____ SOURCE DOCUMENT

As the “Oz” shoot was under way, Pontiac moved on to its third emergency manager, Louis Schimmel, and he was not a fan of incentives. A former municipal bond analyst, Mr. Schimmel spent decades warning Michigan towns against trading tax revenues for jobs. “I’m just about the biggest critic of these programs, because giving away the taxes of the city is so detrimental,” he said. “The money is needed for police, fire and trash pickup.”


Mr. Schimmel said Disney had offered to prepay its workers’ personal income tax to the city, but Pontiac declined. The city later had problems collecting some of the taxes because Disney operated through a separate business entity that was difficult to track down, he said.


“This is a glamorous industry if you want to talk about Hollywood, but it’s not very glamorous for the municipality that wants to collect something,” Mr. Schimmel said. Pontiac, he said, was outgunned.


Disney declined to comment. Mr. Nelson said the studio and Disney were responsive to the city.


Mr. Schimmel was not alone in his opposition to incentives. Michigan elected a new governor in 2010, Rick Snyder, a Republican who believed that it made better sense to lower taxes for all businesses. The governor’s budget director, John Nixon, said in an interview, “States harm themselves by competing on tax credits.” The governor quickly began reining in the program.


Almost immediately, filmmakers pulled out of Michigan. The change hit hard at “Hollywood-land in Pontiac,” as Mr. Nelson sometimes refers to his studio, now called Michigan Motion Picture Studios. He said the makers of “Iron Man 3” had been considering filming there but opted for North Carolina after Mr. Snyder slashed incentives.


When the bill for the studio’s bond interest came due in February this year, it paid only a portion, $210,000. The state pension fund had to pick up the remaining $420,000. Mr. Nelson said he and his partners would have made the payment if the state had not changed the tax credit program. “No one would have missed a bond payment,” he said. “No one would have missed anything.”

________
____ DATA FOR REVIEW

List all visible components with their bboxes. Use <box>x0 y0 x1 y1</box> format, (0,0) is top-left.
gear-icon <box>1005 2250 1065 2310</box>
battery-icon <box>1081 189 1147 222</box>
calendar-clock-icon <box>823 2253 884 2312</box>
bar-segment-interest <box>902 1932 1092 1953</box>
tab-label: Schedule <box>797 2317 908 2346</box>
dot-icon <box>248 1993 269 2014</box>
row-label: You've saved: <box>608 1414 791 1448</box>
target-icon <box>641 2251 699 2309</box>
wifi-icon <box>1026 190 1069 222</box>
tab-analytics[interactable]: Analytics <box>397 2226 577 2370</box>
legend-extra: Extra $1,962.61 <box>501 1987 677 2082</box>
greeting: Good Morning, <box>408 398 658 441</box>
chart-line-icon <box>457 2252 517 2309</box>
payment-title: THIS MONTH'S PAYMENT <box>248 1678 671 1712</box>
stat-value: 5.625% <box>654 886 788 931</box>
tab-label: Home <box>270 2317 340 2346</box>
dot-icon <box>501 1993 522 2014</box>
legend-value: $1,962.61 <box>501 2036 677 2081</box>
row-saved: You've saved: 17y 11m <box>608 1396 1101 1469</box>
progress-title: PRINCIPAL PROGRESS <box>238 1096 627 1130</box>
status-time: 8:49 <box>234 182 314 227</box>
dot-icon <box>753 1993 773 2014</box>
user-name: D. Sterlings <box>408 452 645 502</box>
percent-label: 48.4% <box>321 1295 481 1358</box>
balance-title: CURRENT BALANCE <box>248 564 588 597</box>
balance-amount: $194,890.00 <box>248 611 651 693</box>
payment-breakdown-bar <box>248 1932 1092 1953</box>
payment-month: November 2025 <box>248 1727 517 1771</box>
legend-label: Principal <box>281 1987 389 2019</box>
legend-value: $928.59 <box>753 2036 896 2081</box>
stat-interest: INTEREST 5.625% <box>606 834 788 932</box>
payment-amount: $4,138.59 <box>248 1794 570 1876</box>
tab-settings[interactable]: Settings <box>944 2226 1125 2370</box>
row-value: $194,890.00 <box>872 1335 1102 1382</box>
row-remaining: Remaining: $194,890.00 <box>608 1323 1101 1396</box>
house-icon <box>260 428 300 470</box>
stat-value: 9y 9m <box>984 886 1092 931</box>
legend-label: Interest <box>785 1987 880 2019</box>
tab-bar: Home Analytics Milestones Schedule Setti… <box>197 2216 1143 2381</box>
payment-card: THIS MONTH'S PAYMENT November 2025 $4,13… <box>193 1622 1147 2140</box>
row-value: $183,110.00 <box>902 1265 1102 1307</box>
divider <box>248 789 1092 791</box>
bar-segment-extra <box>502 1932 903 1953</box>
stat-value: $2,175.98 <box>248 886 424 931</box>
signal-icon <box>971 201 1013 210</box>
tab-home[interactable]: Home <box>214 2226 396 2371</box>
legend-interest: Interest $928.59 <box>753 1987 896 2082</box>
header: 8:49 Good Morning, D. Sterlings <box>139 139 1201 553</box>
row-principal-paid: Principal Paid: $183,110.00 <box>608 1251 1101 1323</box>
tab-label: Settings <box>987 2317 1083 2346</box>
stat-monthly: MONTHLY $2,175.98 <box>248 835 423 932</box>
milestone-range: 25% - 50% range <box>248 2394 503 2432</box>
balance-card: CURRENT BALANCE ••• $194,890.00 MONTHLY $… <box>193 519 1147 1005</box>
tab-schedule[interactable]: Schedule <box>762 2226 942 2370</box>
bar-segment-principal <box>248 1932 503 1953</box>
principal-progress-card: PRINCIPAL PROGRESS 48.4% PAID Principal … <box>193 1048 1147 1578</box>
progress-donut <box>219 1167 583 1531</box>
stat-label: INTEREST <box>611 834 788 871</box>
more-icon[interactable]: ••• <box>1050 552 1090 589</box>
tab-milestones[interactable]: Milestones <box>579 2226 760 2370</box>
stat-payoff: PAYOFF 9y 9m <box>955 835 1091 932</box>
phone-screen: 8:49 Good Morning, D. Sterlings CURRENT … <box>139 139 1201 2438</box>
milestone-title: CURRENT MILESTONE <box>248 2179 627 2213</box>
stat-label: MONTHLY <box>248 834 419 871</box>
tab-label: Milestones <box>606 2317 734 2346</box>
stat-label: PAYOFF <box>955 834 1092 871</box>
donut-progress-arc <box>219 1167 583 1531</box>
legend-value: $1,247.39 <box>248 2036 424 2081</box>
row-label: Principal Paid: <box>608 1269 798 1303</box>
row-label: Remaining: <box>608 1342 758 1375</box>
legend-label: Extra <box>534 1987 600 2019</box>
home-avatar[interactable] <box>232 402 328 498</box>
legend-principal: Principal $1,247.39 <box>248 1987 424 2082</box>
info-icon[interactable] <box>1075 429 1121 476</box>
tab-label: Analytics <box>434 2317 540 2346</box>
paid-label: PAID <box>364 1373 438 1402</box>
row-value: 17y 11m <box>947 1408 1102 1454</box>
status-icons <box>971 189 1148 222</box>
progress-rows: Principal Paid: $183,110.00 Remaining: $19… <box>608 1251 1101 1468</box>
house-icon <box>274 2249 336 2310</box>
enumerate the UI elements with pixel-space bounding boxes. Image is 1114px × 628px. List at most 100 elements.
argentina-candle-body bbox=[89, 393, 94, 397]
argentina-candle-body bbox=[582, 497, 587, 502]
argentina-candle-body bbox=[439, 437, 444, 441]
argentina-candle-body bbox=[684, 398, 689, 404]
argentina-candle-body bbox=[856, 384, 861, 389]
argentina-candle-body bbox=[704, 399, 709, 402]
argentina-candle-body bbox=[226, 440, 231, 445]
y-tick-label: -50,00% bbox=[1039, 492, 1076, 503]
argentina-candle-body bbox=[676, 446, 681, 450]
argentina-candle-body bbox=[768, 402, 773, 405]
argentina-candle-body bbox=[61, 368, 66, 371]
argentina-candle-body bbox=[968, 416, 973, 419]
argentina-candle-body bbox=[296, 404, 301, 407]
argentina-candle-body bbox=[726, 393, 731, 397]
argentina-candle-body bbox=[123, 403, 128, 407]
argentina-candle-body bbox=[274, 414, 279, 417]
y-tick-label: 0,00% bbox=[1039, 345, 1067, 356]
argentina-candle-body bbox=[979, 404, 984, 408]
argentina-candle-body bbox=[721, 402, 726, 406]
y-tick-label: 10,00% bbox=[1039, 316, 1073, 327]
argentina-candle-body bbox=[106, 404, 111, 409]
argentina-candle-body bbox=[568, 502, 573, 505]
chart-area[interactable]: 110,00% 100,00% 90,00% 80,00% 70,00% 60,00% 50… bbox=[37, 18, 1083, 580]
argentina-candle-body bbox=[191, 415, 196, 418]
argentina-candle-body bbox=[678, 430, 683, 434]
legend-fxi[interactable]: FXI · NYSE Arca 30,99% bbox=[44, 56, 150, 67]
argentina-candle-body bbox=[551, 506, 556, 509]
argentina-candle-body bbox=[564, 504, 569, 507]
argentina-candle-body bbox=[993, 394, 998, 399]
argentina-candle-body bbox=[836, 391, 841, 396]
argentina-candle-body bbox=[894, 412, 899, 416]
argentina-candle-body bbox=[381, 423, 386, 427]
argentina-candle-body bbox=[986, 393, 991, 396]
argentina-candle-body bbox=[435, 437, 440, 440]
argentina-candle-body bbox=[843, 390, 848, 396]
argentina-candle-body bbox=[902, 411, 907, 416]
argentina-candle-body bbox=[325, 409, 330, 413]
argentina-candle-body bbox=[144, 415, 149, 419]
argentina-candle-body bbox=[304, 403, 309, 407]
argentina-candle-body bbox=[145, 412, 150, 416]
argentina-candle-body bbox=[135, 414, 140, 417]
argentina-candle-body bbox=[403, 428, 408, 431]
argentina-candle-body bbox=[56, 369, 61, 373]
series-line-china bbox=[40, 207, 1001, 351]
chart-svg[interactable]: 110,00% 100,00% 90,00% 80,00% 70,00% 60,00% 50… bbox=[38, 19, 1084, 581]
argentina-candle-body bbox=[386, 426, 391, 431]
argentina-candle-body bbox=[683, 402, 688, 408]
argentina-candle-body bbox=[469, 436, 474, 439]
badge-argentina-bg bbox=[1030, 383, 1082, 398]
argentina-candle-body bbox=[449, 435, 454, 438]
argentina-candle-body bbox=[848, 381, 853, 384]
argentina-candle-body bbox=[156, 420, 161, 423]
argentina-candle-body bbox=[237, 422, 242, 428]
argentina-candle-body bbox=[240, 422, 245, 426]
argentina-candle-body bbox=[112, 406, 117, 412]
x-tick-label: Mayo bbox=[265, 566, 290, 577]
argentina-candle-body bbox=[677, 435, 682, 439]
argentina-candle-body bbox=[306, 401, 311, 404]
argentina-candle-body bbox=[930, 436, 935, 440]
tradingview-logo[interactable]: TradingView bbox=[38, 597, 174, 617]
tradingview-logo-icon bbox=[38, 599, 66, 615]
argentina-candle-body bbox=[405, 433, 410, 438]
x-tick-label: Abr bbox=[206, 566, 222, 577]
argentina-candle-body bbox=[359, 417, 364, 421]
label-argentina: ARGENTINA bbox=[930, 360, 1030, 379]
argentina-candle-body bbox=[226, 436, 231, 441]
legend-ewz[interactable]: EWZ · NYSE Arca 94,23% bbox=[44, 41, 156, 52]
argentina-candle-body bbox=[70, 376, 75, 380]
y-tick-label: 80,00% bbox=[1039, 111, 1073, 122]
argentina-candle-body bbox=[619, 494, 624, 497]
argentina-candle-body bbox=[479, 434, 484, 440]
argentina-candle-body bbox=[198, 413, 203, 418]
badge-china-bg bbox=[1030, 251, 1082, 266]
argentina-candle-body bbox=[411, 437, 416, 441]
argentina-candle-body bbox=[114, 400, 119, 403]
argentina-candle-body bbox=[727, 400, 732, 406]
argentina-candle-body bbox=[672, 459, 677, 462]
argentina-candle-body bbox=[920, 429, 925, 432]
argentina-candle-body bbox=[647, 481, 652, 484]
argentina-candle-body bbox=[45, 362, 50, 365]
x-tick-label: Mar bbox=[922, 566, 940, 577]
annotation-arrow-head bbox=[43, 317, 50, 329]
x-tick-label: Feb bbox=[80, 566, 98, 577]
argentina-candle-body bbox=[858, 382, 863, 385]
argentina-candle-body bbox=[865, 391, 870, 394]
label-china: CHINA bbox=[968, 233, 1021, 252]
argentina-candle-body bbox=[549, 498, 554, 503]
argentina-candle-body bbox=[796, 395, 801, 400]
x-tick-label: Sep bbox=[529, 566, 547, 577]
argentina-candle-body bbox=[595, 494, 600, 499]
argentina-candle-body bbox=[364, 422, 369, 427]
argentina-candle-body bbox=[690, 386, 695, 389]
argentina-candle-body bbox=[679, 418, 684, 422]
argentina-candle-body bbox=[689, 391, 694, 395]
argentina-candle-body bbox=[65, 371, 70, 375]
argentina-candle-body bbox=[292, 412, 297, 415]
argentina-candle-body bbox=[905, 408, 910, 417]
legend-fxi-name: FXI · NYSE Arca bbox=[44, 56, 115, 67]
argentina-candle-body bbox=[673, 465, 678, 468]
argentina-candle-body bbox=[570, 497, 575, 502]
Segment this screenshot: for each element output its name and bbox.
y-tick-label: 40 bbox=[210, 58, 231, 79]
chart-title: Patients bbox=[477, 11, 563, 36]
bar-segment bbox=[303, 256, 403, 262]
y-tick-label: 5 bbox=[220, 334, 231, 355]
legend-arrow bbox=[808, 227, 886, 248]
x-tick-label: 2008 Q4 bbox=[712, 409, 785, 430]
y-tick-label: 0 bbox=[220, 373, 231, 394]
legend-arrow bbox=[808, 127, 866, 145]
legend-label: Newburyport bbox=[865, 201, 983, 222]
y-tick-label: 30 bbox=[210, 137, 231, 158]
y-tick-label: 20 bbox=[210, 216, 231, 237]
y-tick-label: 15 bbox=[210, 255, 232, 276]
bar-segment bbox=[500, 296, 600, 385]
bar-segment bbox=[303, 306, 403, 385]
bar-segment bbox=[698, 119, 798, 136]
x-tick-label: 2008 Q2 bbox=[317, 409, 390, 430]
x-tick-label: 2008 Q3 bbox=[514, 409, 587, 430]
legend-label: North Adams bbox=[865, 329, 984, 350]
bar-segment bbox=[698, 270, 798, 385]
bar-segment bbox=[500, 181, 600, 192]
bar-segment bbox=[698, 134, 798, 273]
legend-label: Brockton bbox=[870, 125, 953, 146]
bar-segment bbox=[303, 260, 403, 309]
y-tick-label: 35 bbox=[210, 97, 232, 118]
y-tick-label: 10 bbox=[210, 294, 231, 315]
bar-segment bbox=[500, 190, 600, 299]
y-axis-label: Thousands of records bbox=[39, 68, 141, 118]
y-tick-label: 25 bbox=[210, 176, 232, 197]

________

ASSIGNMENT 1:
In the passage about Pontiac's film studio, how much did the state pension fund have to pay when the bond interest bill came due in February?
ASSIGNMENT 2:
Please resume the passage about Pontiac's film studio from the point where it stops.
This data has no connection to the passage about Pontiac's film studio.

YOUR RESPONSE 1:
$420,000

YOUR RESPONSE 2:
The situation is galling to even longtime government officials, who over the years have seen plenty of economic development deals fail. “Taubman could write the whole check for that himself,” said Doug Smith, an official at the state’s economic development agency. The state pension fund may “end up owning these studios,” he said.


One of the development agency’s board members is Mr. Rakolta, the construction executive who invested in the Pontiac studio. He and Mr. Nelson said in separate interviews that they had never considered personally paying for the bond interest. A deal is a deal, they said, and the state agreed to cover the bond. The studio’s chief financial officer said the investors already stood to lose twice as much as they originally intended to invest.


A spokesman for Mr. Emanuel said he was not willing to discuss the situation on the record. A spokesman for Mr. Taubman said he was unavailable.


In August, the studio defaulted on the entire $630,000 payment on the bond, despite a decision by Mr. Snyder to temporarily allocate some film incentives.


The investors are lobbying state lawmakers to put more money into the tax credits and have formed a political action committee. Donating to the PAC are the four investors; Mr. Emanuel’s agency, William Morris Endeavor; and the Teamsters union. To rally public support, the studio offers public tours. “Please don’t hesitate to contact your state representative,” Mr. Nelson tells visitors. “Tell them you’ve been here, you believe in it, so please appropriate enough money so it will work.”


Mr. Nelson said that if the state did not improve the incentives, the Pontiac studio would probably shut down. For now, the soundstages are empty. Filming wrapped up last month on a Warner Brothers movie called “Black Sky.” It is about a town ravaged by deadly tornadoes.